BEGIN Material

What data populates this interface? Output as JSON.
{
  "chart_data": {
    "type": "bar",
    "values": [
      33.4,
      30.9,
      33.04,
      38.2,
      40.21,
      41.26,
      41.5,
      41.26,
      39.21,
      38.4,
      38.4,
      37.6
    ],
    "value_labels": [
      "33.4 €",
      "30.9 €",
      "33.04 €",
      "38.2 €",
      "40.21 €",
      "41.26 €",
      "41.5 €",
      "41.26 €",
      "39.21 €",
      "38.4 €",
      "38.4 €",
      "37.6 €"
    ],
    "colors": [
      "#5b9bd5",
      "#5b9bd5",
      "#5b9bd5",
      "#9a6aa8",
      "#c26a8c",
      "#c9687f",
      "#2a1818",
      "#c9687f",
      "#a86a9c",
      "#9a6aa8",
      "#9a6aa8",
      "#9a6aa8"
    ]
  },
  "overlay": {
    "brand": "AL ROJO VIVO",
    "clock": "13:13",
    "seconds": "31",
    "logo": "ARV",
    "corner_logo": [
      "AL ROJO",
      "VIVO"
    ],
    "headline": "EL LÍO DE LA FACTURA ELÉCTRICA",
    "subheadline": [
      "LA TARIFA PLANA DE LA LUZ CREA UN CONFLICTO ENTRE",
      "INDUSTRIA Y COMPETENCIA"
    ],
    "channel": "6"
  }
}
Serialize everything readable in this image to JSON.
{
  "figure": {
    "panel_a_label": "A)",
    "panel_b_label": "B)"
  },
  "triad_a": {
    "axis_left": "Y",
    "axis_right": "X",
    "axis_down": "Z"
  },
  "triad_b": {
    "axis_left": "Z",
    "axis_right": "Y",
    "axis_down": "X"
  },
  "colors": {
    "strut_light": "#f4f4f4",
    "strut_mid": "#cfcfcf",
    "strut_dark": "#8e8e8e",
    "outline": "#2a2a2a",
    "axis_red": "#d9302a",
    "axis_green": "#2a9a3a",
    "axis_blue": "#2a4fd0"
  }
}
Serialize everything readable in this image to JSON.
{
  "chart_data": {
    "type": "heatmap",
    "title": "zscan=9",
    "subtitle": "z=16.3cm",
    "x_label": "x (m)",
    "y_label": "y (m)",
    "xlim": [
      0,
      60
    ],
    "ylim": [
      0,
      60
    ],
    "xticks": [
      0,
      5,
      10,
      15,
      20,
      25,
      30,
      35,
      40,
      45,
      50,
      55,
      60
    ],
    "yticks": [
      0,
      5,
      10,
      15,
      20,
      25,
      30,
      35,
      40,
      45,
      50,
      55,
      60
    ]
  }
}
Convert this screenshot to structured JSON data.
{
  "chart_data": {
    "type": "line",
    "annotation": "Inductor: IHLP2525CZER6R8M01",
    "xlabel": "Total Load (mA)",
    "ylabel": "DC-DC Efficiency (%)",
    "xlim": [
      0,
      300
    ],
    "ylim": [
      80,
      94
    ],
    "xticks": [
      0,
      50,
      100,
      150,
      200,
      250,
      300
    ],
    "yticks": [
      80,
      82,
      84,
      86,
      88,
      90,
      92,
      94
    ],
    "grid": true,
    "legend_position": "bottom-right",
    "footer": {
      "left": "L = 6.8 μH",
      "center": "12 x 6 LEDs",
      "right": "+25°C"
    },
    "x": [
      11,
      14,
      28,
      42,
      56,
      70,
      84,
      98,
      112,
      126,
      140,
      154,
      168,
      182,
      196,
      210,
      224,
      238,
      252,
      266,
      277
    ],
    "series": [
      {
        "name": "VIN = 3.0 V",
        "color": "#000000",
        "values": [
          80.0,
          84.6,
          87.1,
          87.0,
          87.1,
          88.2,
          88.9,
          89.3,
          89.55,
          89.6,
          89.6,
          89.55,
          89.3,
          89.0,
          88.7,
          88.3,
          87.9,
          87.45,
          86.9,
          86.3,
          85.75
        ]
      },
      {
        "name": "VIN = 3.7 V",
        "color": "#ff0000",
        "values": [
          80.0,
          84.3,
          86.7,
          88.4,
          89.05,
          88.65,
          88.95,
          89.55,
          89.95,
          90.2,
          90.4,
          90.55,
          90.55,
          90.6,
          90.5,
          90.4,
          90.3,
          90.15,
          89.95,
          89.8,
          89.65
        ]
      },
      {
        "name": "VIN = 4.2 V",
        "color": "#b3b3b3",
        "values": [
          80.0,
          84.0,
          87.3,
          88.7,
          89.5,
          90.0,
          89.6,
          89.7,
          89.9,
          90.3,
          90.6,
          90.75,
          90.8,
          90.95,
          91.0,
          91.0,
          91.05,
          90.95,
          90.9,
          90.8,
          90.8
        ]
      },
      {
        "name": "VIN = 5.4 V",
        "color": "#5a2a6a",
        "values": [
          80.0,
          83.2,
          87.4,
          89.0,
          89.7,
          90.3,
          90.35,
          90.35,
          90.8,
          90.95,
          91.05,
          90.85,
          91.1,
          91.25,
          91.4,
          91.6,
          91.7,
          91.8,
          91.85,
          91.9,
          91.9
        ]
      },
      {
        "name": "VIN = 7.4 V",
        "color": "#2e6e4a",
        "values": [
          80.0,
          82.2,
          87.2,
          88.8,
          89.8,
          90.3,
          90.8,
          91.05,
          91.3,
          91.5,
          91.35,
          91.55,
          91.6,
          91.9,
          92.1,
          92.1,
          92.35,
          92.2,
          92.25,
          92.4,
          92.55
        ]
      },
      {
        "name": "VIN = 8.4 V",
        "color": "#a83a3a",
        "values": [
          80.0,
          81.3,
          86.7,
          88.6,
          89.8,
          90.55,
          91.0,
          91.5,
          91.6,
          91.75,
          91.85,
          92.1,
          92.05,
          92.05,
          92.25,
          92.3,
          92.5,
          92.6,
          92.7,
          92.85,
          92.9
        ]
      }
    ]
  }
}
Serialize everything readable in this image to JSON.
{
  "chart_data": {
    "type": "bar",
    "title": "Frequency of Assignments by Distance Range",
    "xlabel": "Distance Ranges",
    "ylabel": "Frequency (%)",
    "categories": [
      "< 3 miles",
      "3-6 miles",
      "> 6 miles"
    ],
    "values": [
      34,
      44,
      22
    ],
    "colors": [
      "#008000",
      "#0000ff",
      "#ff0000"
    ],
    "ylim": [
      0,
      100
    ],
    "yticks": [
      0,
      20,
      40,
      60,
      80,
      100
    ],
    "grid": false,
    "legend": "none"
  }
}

END Material

### The exercise
Your task is to reproduce all of the records exactly.

### Expected answer
What data populates this interface? Output as JSON.
{
  "chart_data": {
    "type": "bar",
    "values": [
      33.4,
      30.9,
      33.04,
      38.2,
      40.21,
      41.26,
      41.5,
      41.26,
      39.21,
      38.4,
      38.4,
      37.6
    ],
    "value_labels": [
      "33.4 €",
      "30.9 €",
      "33.04 €",
      "38.2 €",
      "40.21 €",
      "41.26 €",
      "41.5 €",
      "41.26 €",
      "39.21 €",
      "38.4 €",
      "38.4 €",
      "37.6 €"
    ],
    "colors": [
      "#5b9bd5",
      "#5b9bd5",
      "#5b9bd5",
      "#9a6aa8",
      "#c26a8c",
      "#c9687f",
      "#2a1818",
      "#c9687f",
      "#a86a9c",
      "#9a6aa8",
      "#9a6aa8",
      "#9a6aa8"
    ]
  },
  "overlay": {
    "brand": "AL ROJO VIVO",
    "clock": "13:13",
    "seconds": "31",
    "logo": "ARV",
    "corner_logo": [
      "AL ROJO",
      "VIVO"
    ],
    "headline": "EL LÍO DE LA FACTURA ELÉCTRICA",
    "subheadline": [
      "LA TARIFA PLANA DE LA LUZ CREA UN CONFLICTO ENTRE",
      "INDUSTRIA Y COMPETENCIA"
    ],
    "channel": "6"
  }
}
Serialize everything readable in this image to JSON.
{
  "figure": {
    "panel_a_label": "A)",
    "panel_b_label": "B)"
  },
  "triad_a": {
    "axis_left": "Y",
    "axis_right": "X",
    "axis_down": "Z"
  },
  "triad_b": {
    "axis_left": "Z",
    "axis_right": "Y",
    "axis_down": "X"
  },
  "colors": {
    "strut_light": "#f4f4f4",
    "strut_mid": "#cfcfcf",
    "strut_dark": "#8e8e8e",
    "outline": "#2a2a2a",
    "axis_red": "#d9302a",
    "axis_green": "#2a9a3a",
    "axis_blue": "#2a4fd0"
  }
}
Serialize everything readable in this image to JSON.
{
  "chart_data": {
    "type": "heatmap",
    "title": "zscan=9",
    "subtitle": "z=16.3cm",
    "x_label": "x (m)",
    "y_label": "y (m)",
    "xlim": [
      0,
      60
    ],
    "ylim": [
      0,
      60
    ],
    "xticks": [
      0,
      5,
      10,
      15,
      20,
      25,
      30,
      35,
      40,
      45,
      50,
      55,
      60
    ],
    "yticks": [
      0,
      5,
      10,
      15,
      20,
      25,
      30,
      35,
      40,
      45,
      50,
      55,
      60
    ]
  }
}
Convert this screenshot to structured JSON data.
{
  "chart_data": {
    "type": "line",
    "annotation": "Inductor: IHLP2525CZER6R8M01",
    "xlabel": "Total Load (mA)",
    "ylabel": "DC-DC Efficiency (%)",
    "xlim": [
      0,
      300
    ],
    "ylim": [
      80,
      94
    ],
    "xticks": [
      0,
      50,
      100,
      150,
      200,
      250,
      300
    ],
    "yticks": [
      80,
      82,
      84,
      86,
      88,
      90,
      92,
      94
    ],
    "grid": true,
    "legend_position": "bottom-right",
    "footer": {
      "left": "L = 6.8 μH",
      "center": "12 x 6 LEDs",
      "right": "+25°C"
    },
    "x": [
      11,
      14,
      28,
      42,
      56,
      70,
      84,
      98,
      112,
      126,
      140,
      154,
      168,
      182,
      196,
      210,
      224,
      238,
      252,
      266,
      277
    ],
    "series": [
      {
        "name": "VIN = 3.0 V",
        "color": "#000000",
        "values": [
          80.0,
          84.6,
          87.1,
          87.0,
          87.1,
          88.2,
          88.9,
          89.3,
          89.55,
          89.6,
          89.6,
          89.55,
          89.3,
          89.0,
          88.7,
          88.3,
          87.9,
          87.45,
          86.9,
          86.3,
          85.75
        ]
      },
      {
        "name": "VIN = 3.7 V",
        "color": "#ff0000",
        "values": [
          80.0,
          84.3,
          86.7,
          88.4,
          89.05,
          88.65,
          88.95,
          89.55,
          89.95,
          90.2,
          90.4,
          90.55,
          90.55,
          90.6,
          90.5,
          90.4,
          90.3,
          90.15,
          89.95,
          89.8,
          89.65
        ]
      },
      {
        "name": "VIN = 4.2 V",
        "color": "#b3b3b3",
        "values": [
          80.0,
          84.0,
          87.3,
          88.7,
          89.5,
          90.0,
          89.6,
          89.7,
          89.9,
          90.3,
          90.6,
          90.75,
          90.8,
          90.95,
          91.0,
          91.0,
          91.05,
          90.95,
          90.9,
          90.8,
          90.8
        ]
      },
      {
        "name": "VIN = 5.4 V",
        "color": "#5a2a6a",
        "values": [
          80.0,
          83.2,
          87.4,
          89.0,
          89.7,
          90.3,
          90.35,
          90.35,
          90.8,
          90.95,
          91.05,
          90.85,
          91.1,
          91.25,
          91.4,
          91.6,
          91.7,
          91.8,
          91.85,
          91.9,
          91.9
        ]
      },
      {
        "name": "VIN = 7.4 V",
        "color": "#2e6e4a",
        "values": [
          80.0,
          82.2,
          87.2,
          88.8,
          89.8,
          90.3,
          90.8,
          91.05,
          91.3,
          91.5,
          91.35,
          91.55,
          91.6,
          91.9,
          92.1,
          92.1,
          92.35,
          92.2,
          92.25,
          92.4,
          92.55
        ]
      },
      {
        "name": "VIN = 8.4 V",
        "color": "#a83a3a",
        "values": [
          80.0,
          81.3,
          86.7,
          88.6,
          89.8,
          90.55,
          91.0,
          91.5,
          91.6,
          91.75,
          91.85,
          92.1,
          92.05,
          92.05,
          92.25,
          92.3,
          92.5,
          92.6,
          92.7,
          92.85,
          92.9
        ]
      }
    ]
  }
}
Serialize everything readable in this image to JSON.
{
  "chart_data": {
    "type": "bar",
    "title": "Frequency of Assignments by Distance Range",
    "xlabel": "Distance Ranges",
    "ylabel": "Frequency (%)",
    "categories": [
      "< 3 miles",
      "3-6 miles",
      "> 6 miles"
    ],
    "values": [
      34,
      44,
      22
    ],
    "colors": [
      "#008000",
      "#0000ff",
      "#ff0000"
    ],
    "ylim": [
      0,
      100
    ],
    "yticks": [
      0,
      20,
      40,
      60,
      80,
      100
    ],
    "grid": false,
    "legend": "none"
  }
}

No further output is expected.